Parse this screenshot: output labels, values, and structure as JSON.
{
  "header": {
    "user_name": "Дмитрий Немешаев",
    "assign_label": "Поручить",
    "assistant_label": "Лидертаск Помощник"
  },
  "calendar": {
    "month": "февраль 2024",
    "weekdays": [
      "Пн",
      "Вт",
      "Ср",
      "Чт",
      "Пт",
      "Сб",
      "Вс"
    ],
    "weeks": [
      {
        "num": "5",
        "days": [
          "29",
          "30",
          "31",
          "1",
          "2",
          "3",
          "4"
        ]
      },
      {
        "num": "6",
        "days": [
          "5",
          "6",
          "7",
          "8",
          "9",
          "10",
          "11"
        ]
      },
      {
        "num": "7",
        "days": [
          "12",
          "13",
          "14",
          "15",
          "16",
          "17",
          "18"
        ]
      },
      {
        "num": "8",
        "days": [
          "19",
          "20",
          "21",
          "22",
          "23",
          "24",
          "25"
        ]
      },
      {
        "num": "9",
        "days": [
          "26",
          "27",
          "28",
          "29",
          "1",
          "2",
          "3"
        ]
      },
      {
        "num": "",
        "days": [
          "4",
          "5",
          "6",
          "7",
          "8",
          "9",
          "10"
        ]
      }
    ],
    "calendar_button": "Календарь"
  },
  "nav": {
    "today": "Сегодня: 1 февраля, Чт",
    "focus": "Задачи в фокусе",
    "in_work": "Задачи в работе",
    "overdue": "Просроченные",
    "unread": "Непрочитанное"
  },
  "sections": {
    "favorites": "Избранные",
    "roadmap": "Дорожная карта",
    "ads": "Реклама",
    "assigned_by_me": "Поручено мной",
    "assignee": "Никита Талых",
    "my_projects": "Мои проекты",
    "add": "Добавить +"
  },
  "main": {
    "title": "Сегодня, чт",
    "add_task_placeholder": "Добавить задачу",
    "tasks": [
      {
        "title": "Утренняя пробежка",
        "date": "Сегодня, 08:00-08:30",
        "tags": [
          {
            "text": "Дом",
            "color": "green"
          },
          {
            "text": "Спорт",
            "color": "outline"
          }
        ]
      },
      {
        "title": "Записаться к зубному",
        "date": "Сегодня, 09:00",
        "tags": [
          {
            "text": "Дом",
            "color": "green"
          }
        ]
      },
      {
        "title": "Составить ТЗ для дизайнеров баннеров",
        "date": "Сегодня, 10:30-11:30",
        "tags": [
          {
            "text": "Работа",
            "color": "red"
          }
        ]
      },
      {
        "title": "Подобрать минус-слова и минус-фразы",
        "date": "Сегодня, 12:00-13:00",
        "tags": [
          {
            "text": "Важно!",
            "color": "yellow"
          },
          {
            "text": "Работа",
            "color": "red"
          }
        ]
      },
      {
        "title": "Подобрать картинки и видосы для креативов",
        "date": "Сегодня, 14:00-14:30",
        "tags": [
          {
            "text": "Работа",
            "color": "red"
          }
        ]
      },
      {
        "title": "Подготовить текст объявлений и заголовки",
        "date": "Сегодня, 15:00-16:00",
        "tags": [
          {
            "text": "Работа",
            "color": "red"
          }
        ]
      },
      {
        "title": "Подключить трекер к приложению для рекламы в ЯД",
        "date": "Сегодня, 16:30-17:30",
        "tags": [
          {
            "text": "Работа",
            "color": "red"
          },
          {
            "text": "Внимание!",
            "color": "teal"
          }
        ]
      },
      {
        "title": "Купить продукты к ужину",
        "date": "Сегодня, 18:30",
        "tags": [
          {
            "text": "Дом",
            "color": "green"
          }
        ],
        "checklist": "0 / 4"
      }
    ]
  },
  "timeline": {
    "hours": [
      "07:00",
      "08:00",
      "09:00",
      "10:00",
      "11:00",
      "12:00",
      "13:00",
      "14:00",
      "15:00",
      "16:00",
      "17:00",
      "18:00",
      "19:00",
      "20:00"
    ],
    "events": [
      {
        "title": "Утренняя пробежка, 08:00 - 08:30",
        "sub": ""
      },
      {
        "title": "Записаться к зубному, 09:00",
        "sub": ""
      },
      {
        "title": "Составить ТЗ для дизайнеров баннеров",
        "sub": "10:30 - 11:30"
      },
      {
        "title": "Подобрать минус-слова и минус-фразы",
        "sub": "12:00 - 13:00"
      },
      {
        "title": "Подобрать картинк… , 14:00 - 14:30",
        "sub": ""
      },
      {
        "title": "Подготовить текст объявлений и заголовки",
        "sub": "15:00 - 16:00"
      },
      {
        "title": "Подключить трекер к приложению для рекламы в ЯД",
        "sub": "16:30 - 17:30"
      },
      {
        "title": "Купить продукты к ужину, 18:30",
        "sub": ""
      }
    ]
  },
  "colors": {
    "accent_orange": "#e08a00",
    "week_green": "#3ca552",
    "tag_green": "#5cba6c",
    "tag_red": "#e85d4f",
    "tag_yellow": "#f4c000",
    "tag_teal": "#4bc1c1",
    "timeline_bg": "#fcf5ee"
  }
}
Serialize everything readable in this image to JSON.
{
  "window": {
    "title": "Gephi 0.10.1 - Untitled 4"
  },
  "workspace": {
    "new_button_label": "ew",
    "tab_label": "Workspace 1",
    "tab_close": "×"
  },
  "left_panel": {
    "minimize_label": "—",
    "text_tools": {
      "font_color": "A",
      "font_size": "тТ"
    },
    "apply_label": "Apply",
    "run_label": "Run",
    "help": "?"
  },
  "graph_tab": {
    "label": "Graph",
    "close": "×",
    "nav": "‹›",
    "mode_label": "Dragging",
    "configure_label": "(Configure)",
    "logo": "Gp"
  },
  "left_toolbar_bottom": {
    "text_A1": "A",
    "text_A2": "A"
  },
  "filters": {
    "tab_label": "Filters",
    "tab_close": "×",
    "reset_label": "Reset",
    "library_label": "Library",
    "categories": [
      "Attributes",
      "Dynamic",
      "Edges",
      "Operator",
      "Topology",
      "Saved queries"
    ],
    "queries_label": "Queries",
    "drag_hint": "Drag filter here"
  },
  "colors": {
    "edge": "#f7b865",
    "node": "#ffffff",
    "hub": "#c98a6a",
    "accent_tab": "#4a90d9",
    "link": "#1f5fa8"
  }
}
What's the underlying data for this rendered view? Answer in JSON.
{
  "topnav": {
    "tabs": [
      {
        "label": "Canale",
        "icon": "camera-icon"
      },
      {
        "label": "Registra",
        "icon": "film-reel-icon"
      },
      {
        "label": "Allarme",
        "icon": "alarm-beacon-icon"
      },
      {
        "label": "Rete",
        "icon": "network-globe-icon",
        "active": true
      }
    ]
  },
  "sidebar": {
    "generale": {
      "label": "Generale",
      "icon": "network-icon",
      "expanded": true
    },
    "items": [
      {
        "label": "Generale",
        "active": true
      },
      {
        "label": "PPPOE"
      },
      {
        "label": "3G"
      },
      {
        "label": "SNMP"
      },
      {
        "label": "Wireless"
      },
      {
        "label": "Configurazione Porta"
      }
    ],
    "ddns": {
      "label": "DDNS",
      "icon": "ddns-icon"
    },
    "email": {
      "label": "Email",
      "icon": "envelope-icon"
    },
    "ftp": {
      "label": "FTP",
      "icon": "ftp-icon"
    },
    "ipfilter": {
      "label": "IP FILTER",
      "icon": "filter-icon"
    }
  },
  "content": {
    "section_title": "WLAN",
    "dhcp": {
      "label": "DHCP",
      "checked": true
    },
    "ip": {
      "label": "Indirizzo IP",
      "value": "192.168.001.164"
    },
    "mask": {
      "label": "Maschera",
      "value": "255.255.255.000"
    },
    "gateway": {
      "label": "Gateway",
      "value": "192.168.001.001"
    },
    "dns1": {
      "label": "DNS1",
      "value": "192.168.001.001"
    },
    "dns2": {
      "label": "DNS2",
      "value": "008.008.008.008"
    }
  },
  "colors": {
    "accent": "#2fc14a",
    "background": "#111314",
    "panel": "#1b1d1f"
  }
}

Required work
Note every line above where the string "JSON" shows up, and copy those lines.

Response to this task
Parse this screenshot: output labels, values, and structure as JSON.
Serialize everything readable in this image to JSON.
What's the underlying data for this rendered view? Answer in JSON.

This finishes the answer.